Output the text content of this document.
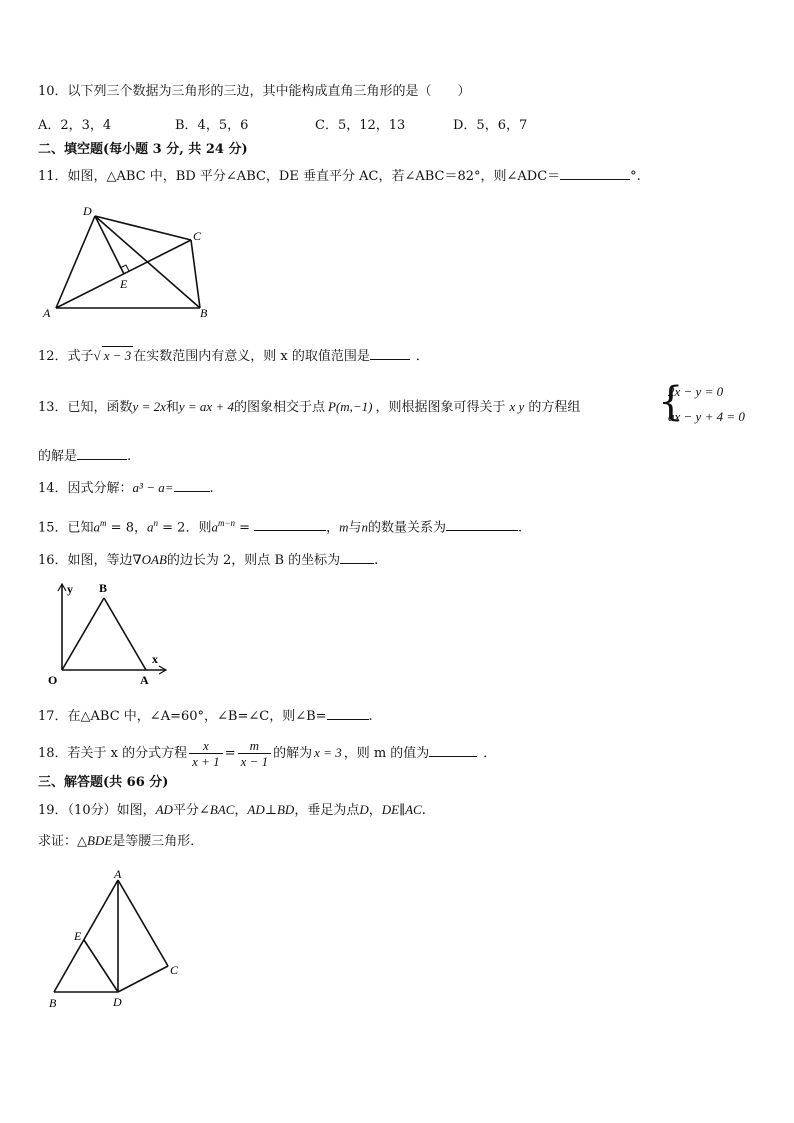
10．以下列三个数据为三角形的三边，其中能构成直角三角形的是（　　）
A．2，3，4	B．4，5，6	C．5，12，13	D．5，6，7
二、填空题(每小题 3 分, 共 24 分)
11．如图，△ABC 中，BD 平分∠ABC，DE 垂直平分 AC，若∠ABC＝82°，则∠ADC＝	°.
D
C
E
A	B
12．式子√ x − 3 在实数范围内有意义，则 x 的取值范围是	．
13．已知，函数y = 2x和y = ax + 4的图象相交于点 P(m,−1) ，则根据图象可得关于 x y 的方程组 {
2x − y = 0
ax − y + 4 = 0
的解是	.
14．因式分解：a³ − a=	.
15．已知$a^m = 8$，$a^n = 2$．则$a^{m-n}$ =	，m与n的数量关系为	.
16．如图，等边∇OAB的边长为 2，则点 B 的坐标为	.
y
x
B
O	A
17．在△ABC 中，∠A=60°，∠B=∠C，则∠B=	.
18．若关于 x 的分式方程 $\frac{x}{x + 1} = \frac{m}{x - 1}$ 的解为 x = 3 ，则 m 的值为	．
三、解答题(共 66 分)
19．（10分）如图，AD平分∠BAC，AD⊥BD，垂足为点D，DE∥AC.
求证：△BDE是等腰三角形．
A
E
C
B	D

+ + +

What to work on:
Copy every record above exactly, leaving out the pictures.

Full answer:
Output the text content of this document.
10．以下列三个数据为三角形的三边，其中能构成直角三角形的是（　　）
A．2，3，4	B．4，5，6	C．5，12，13	D．5，6，7
二、填空题(每小题 3 分, 共 24 分)
11．如图，△ABC 中，BD 平分∠ABC，DE 垂直平分 AC，若∠ABC＝82°，则∠ADC＝	°.
D
C
E
A	B
12．式子√ x − 3 在实数范围内有意义，则 x 的取值范围是	．
13．已知，函数y = 2x和y = ax + 4的图象相交于点 P(m,−1) ，则根据图象可得关于 x y 的方程组 {
2x − y = 0
ax − y + 4 = 0
的解是	.
14．因式分解：a³ − a=	.
15．已知$a^m = 8$，$a^n = 2$．则$a^{m-n}$ =	，m与n的数量关系为	.
16．如图，等边∇OAB的边长为 2，则点 B 的坐标为	.
y
x
B
O	A
17．在△ABC 中，∠A=60°，∠B=∠C，则∠B=	.
18．若关于 x 的分式方程 $\frac{x}{x + 1} = \frac{m}{x - 1}$ 的解为 x = 3 ，则 m 的值为	．
三、解答题(共 66 分)
19．（10分）如图，AD平分∠BAC，AD⊥BD，垂足为点D，DE∥AC.
求证：△BDE是等腰三角形．
A
E
C
B	D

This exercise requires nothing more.